Collected data
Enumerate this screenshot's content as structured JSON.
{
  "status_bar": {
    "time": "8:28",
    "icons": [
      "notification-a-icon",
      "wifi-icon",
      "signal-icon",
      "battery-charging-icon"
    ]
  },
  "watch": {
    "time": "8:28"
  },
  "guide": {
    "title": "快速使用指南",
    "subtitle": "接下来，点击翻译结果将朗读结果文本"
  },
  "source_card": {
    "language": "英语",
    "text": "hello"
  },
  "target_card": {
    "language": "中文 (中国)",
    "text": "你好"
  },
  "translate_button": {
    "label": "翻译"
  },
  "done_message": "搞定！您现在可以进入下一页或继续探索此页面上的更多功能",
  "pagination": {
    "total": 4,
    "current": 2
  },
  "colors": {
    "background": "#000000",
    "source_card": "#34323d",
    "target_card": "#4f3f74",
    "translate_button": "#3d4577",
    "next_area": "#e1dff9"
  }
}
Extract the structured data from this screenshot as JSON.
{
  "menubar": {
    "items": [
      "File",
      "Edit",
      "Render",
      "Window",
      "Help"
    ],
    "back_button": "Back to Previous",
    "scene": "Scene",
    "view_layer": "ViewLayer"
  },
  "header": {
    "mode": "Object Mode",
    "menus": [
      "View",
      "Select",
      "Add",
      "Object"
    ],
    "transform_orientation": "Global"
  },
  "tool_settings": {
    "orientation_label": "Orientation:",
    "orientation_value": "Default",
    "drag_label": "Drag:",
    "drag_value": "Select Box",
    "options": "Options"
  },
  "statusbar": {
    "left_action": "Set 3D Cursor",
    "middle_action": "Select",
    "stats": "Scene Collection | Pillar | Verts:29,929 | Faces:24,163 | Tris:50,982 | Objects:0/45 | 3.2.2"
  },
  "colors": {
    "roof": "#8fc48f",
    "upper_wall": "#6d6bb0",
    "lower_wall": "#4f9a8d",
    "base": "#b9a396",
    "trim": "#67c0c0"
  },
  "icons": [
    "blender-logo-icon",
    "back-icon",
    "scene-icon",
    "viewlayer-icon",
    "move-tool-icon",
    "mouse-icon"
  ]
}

Set task
Repeat each of the entries above precisely as given.

Result below
Enumerate this screenshot's content as structured JSON.
{
  "status_bar": {
    "time": "8:28",
    "icons": [
      "notification-a-icon",
      "wifi-icon",
      "signal-icon",
      "battery-charging-icon"
    ]
  },
  "watch": {
    "time": "8:28"
  },
  "guide": {
    "title": "快速使用指南",
    "subtitle": "接下来，点击翻译结果将朗读结果文本"
  },
  "source_card": {
    "language": "英语",
    "text": "hello"
  },
  "target_card": {
    "language": "中文 (中国)",
    "text": "你好"
  },
  "translate_button": {
    "label": "翻译"
  },
  "done_message": "搞定！您现在可以进入下一页或继续探索此页面上的更多功能",
  "pagination": {
    "total": 4,
    "current": 2
  },
  "colors": {
    "background": "#000000",
    "source_card": "#34323d",
    "target_card": "#4f3f74",
    "translate_button": "#3d4577",
    "next_area": "#e1dff9"
  }
}
Extract the structured data from this screenshot as JSON.
{
  "menubar": {
    "items": [
      "File",
      "Edit",
      "Render",
      "Window",
      "Help"
    ],
    "back_button": "Back to Previous",
    "scene": "Scene",
    "view_layer": "ViewLayer"
  },
  "header": {
    "mode": "Object Mode",
    "menus": [
      "View",
      "Select",
      "Add",
      "Object"
    ],
    "transform_orientation": "Global"
  },
  "tool_settings": {
    "orientation_label": "Orientation:",
    "orientation_value": "Default",
    "drag_label": "Drag:",
    "drag_value": "Select Box",
    "options": "Options"
  },
  "statusbar": {
    "left_action": "Set 3D Cursor",
    "middle_action": "Select",
    "stats": "Scene Collection | Pillar | Verts:29,929 | Faces:24,163 | Tris:50,982 | Objects:0/45 | 3.2.2"
  },
  "colors": {
    "roof": "#8fc48f",
    "upper_wall": "#6d6bb0",
    "lower_wall": "#4f9a8d",
    "base": "#b9a396",
    "trim": "#67c0c0"
  },
  "icons": [
    "blender-logo-icon",
    "back-icon",
    "scene-icon",
    "viewlayer-icon",
    "move-tool-icon",
    "mouse-icon"
  ]
}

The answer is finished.